> Do this:
Out of the lines below, please list those that hold the string "barcode".

> Data excerpts:
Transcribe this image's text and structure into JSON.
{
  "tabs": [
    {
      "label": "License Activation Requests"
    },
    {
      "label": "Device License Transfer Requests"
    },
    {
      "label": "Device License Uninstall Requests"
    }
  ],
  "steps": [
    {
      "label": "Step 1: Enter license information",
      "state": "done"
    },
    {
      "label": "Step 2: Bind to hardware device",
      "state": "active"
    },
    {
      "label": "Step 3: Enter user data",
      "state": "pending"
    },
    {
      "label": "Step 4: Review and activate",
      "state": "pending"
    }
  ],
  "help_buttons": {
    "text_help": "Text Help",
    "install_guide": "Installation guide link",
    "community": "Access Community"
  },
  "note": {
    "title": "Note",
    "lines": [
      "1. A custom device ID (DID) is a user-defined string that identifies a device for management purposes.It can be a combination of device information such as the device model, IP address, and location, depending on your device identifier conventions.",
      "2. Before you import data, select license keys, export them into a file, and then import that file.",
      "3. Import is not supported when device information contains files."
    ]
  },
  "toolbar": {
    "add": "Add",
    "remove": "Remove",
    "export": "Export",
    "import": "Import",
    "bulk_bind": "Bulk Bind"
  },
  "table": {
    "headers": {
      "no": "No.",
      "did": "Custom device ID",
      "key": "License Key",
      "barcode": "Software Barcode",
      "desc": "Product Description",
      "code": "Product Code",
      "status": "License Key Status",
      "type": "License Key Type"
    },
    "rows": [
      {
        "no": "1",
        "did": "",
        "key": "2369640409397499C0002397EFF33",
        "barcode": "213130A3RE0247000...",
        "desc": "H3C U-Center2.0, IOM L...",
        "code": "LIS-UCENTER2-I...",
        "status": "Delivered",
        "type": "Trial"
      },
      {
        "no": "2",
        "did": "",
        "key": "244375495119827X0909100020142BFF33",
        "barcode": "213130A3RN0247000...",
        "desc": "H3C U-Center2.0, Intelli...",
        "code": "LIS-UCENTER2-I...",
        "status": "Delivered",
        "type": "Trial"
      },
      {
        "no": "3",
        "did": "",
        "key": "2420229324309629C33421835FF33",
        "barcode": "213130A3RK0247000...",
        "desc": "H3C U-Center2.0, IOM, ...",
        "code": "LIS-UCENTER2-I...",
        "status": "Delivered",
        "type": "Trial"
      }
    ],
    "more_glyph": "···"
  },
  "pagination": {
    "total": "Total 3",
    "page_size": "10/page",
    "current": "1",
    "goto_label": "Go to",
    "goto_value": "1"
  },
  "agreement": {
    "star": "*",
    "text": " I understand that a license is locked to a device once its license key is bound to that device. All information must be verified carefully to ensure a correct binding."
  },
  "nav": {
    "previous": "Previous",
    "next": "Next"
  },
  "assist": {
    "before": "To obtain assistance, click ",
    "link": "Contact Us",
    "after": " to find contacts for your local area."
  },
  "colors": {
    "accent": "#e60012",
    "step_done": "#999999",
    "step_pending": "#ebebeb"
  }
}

> Full response:
      "barcode": "Software Barcode",
        "barcode": "213130A3RE0247000...",
        "barcode": "213130A3RN0247000...",
        "barcode": "213130A3RK0247000...",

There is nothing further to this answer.